··· Records to process

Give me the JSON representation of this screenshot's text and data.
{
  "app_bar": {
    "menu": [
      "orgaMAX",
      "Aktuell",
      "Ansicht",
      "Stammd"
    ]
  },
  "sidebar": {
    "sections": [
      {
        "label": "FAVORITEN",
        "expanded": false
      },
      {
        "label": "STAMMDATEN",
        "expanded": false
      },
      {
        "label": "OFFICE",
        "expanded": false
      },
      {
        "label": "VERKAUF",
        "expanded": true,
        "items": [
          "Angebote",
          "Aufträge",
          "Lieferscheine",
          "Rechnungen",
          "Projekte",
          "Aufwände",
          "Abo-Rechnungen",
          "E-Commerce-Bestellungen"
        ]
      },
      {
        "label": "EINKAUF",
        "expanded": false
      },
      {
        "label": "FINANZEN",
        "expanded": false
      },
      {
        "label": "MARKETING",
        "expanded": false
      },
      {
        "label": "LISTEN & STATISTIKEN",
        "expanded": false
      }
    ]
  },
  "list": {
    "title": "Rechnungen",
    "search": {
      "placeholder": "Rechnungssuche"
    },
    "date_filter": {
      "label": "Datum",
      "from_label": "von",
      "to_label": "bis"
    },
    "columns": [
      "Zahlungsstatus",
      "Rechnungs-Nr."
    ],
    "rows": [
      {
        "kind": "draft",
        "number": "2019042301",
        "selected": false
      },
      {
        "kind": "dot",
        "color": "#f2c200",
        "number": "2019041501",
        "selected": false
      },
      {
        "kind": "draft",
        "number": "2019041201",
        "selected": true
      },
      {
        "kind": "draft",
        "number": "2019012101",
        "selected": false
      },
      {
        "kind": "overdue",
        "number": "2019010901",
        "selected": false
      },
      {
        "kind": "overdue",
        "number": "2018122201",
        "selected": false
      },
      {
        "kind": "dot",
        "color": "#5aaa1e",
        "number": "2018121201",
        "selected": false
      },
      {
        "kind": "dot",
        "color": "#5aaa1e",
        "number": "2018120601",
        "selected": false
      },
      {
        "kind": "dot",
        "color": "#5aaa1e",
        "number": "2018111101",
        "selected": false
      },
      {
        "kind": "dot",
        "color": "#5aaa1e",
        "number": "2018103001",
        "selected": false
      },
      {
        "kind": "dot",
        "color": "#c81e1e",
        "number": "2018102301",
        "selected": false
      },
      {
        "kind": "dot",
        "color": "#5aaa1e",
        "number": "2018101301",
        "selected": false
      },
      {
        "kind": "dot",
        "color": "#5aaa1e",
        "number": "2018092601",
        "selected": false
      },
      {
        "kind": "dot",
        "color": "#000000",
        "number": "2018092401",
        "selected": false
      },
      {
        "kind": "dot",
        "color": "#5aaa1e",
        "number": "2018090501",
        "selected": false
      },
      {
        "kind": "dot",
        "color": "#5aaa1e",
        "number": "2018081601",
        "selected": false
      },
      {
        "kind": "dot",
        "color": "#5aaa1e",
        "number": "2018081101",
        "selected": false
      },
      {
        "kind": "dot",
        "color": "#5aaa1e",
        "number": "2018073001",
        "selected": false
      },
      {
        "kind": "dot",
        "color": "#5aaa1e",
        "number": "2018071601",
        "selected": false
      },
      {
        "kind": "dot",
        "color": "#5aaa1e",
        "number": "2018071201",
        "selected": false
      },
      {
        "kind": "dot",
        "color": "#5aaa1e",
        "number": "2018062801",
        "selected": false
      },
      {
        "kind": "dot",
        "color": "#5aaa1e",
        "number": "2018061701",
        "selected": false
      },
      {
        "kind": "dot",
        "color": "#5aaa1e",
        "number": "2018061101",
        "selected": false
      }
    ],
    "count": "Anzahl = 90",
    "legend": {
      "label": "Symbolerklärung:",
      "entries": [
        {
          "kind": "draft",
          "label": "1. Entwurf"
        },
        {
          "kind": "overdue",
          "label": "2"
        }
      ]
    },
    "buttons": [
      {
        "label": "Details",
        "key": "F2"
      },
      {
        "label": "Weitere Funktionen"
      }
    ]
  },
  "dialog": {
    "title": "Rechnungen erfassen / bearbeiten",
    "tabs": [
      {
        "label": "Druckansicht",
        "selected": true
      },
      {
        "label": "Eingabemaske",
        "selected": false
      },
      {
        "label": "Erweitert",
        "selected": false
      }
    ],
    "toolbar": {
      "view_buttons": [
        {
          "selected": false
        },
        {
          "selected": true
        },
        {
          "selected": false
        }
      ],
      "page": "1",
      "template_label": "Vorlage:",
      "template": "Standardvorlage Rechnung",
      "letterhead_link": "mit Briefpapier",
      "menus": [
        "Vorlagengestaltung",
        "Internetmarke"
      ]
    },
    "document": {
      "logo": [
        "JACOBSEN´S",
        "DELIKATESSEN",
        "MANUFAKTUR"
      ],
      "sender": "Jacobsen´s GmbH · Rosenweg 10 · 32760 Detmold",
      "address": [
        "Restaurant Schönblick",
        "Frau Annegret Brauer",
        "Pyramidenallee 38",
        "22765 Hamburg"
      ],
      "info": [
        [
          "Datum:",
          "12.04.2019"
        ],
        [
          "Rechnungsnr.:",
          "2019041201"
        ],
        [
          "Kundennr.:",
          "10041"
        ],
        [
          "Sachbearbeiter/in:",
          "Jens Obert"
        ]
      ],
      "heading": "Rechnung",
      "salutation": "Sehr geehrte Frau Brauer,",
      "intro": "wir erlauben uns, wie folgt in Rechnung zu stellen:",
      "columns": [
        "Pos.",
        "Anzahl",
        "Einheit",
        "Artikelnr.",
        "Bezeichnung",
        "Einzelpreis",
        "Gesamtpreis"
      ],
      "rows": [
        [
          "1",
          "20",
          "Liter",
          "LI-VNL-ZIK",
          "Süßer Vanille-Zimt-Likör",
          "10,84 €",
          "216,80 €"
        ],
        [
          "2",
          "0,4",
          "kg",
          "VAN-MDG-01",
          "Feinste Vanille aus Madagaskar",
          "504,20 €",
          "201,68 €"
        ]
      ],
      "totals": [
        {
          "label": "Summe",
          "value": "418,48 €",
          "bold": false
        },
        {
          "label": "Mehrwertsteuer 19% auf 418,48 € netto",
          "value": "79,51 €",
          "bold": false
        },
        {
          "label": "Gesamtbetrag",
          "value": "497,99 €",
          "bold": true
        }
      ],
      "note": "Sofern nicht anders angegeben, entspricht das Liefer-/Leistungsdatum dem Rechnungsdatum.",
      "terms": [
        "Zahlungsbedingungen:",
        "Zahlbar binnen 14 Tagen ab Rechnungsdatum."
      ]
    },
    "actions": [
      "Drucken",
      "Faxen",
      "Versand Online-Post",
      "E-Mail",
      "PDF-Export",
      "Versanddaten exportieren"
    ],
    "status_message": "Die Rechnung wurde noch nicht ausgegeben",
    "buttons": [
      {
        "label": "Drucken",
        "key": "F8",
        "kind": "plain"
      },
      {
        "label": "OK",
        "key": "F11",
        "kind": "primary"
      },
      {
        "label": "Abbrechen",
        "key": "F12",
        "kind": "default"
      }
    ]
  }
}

······

Your task is to retype all of the records exactly.

**Reply:**
Give me the JSON representation of this screenshot's text and data.
{
  "app_bar": {
    "menu": [
      "orgaMAX",
      "Aktuell",
      "Ansicht",
      "Stammd"
    ]
  },
  "sidebar": {
    "sections": [
      {
        "label": "FAVORITEN",
        "expanded": false
      },
      {
        "label": "STAMMDATEN",
        "expanded": false
      },
      {
        "label": "OFFICE",
        "expanded": false
      },
      {
        "label": "VERKAUF",
        "expanded": true,
        "items": [
          "Angebote",
          "Aufträge",
          "Lieferscheine",
          "Rechnungen",
          "Projekte",
          "Aufwände",
          "Abo-Rechnungen",
          "E-Commerce-Bestellungen"
        ]
      },
      {
        "label": "EINKAUF",
        "expanded": false
      },
      {
        "label": "FINANZEN",
        "expanded": false
      },
      {
        "label": "MARKETING",
        "expanded": false
      },
      {
        "label": "LISTEN & STATISTIKEN",
        "expanded": false
      }
    ]
  },
  "list": {
    "title": "Rechnungen",
    "search": {
      "placeholder": "Rechnungssuche"
    },
    "date_filter": {
      "label": "Datum",
      "from_label": "von",
      "to_label": "bis"
    },
    "columns": [
      "Zahlungsstatus",
      "Rechnungs-Nr."
    ],
    "rows": [
      {
        "kind": "draft",
        "number": "2019042301",
        "selected": false
      },
      {
        "kind": "dot",
        "color": "#f2c200",
        "number": "2019041501",
        "selected": false
      },
      {
        "kind": "draft",
        "number": "2019041201",
        "selected": true
      },
      {
        "kind": "draft",
        "number": "2019012101",
        "selected": false
      },
      {
        "kind": "overdue",
        "number": "2019010901",
        "selected": false
      },
      {
        "kind": "overdue",
        "number": "2018122201",
        "selected": false
      },
      {
        "kind": "dot",
        "color": "#5aaa1e",
        "number": "2018121201",
        "selected": false
      },
      {
        "kind": "dot",
        "color": "#5aaa1e",
        "number": "2018120601",
        "selected": false
      },
      {
        "kind": "dot",
        "color": "#5aaa1e",
        "number": "2018111101",
        "selected": false
      },
      {
        "kind": "dot",
        "color": "#5aaa1e",
        "number": "2018103001",
        "selected": false
      },
      {
        "kind": "dot",
        "color": "#c81e1e",
        "number": "2018102301",
        "selected": false
      },
      {
        "kind": "dot",
        "color": "#5aaa1e",
        "number": "2018101301",
        "selected": false
      },
      {
        "kind": "dot",
        "color": "#5aaa1e",
        "number": "2018092601",
        "selected": false
      },
      {
        "kind": "dot",
        "color": "#000000",
        "number": "2018092401",
        "selected": false
      },
      {
        "kind": "dot",
        "color": "#5aaa1e",
        "number": "2018090501",
        "selected": false
      },
      {
        "kind": "dot",
        "color": "#5aaa1e",
        "number": "2018081601",
        "selected": false
      },
      {
        "kind": "dot",
        "color": "#5aaa1e",
        "number": "2018081101",
        "selected": false
      },
      {
        "kind": "dot",
        "color": "#5aaa1e",
        "number": "2018073001",
        "selected": false
      },
      {
        "kind": "dot",
        "color": "#5aaa1e",
        "number": "2018071601",
        "selected": false
      },
      {
        "kind": "dot",
        "color": "#5aaa1e",
        "number": "2018071201",
        "selected": false
      },
      {
        "kind": "dot",
        "color": "#5aaa1e",
        "number": "2018062801",
        "selected": false
      },
      {
        "kind": "dot",
        "color": "#5aaa1e",
        "number": "2018061701",
        "selected": false
      },
      {
        "kind": "dot",
        "color": "#5aaa1e",
        "number": "2018061101",
        "selected": false
      }
    ],
    "count": "Anzahl = 90",
    "legend": {
      "label": "Symbolerklärung:",
      "entries": [
        {
          "kind": "draft",
          "label": "1. Entwurf"
        },
        {
          "kind": "overdue",
          "label": "2"
        }
      ]
    },
    "buttons": [
      {
        "label": "Details",
        "key": "F2"
      },
      {
        "label": "Weitere Funktionen"
      }
    ]
  },
  "dialog": {
    "title": "Rechnungen erfassen / bearbeiten",
    "tabs": [
      {
        "label": "Druckansicht",
        "selected": true
      },
      {
        "label": "Eingabemaske",
        "selected": false
      },
      {
        "label": "Erweitert",
        "selected": false
      }
    ],
    "toolbar": {
      "view_buttons": [
        {
          "selected": false
        },
        {
          "selected": true
        },
        {
          "selected": false
        }
      ],
      "page": "1",
      "template_label": "Vorlage:",
      "template": "Standardvorlage Rechnung",
      "letterhead_link": "mit Briefpapier",
      "menus": [
        "Vorlagengestaltung",
        "Internetmarke"
      ]
    },
    "document": {
      "logo": [
        "JACOBSEN´S",
        "DELIKATESSEN",
        "MANUFAKTUR"
      ],
      "sender": "Jacobsen´s GmbH · Rosenweg 10 · 32760 Detmold",
      "address": [
        "Restaurant Schönblick",
        "Frau Annegret Brauer",
        "Pyramidenallee 38",
        "22765 Hamburg"
      ],
      "info": [
        [
          "Datum:",
          "12.04.2019"
        ],
        [
          "Rechnungsnr.:",
          "2019041201"
        ],
        [
          "Kundennr.:",
          "10041"
        ],
        [
          "Sachbearbeiter/in:",
          "Jens Obert"
        ]
      ],
      "heading": "Rechnung",
      "salutation": "Sehr geehrte Frau Brauer,",
      "intro": "wir erlauben uns, wie folgt in Rechnung zu stellen:",
      "columns": [
        "Pos.",
        "Anzahl",
        "Einheit",
        "Artikelnr.",
        "Bezeichnung",
        "Einzelpreis",
        "Gesamtpreis"
      ],
      "rows": [
        [
          "1",
          "20",
          "Liter",
          "LI-VNL-ZIK",
          "Süßer Vanille-Zimt-Likör",
          "10,84 €",
          "216,80 €"
        ],
        [
          "2",
          "0,4",
          "kg",
          "VAN-MDG-01",
          "Feinste Vanille aus Madagaskar",
          "504,20 €",
          "201,68 €"
        ]
      ],
      "totals": [
        {
          "label": "Summe",
          "value": "418,48 €",
          "bold": false
        },
        {
          "label": "Mehrwertsteuer 19% auf 418,48 € netto",
          "value": "79,51 €",
          "bold": false
        },
        {
          "label": "Gesamtbetrag",
          "value": "497,99 €",
          "bold": true
        }
      ],
      "note": "Sofern nicht anders angegeben, entspricht das Liefer-/Leistungsdatum dem Rechnungsdatum.",
      "terms": [
        "Zahlungsbedingungen:",
        "Zahlbar binnen 14 Tagen ab Rechnungsdatum."
      ]
    },
    "actions": [
      "Drucken",
      "Faxen",
      "Versand Online-Post",
      "E-Mail",
      "PDF-Export",
      "Versanddaten exportieren"
    ],
    "status_message": "Die Rechnung wurde noch nicht ausgegeben",
    "buttons": [
      {
        "label": "Drucken",
        "key": "F8",
        "kind": "plain"
      },
      {
        "label": "OK",
        "key": "F11",
        "kind": "primary"
      },
      {
        "label": "Abbrechen",
        "key": "F12",
        "kind": "default"
      }
    ]
  }
}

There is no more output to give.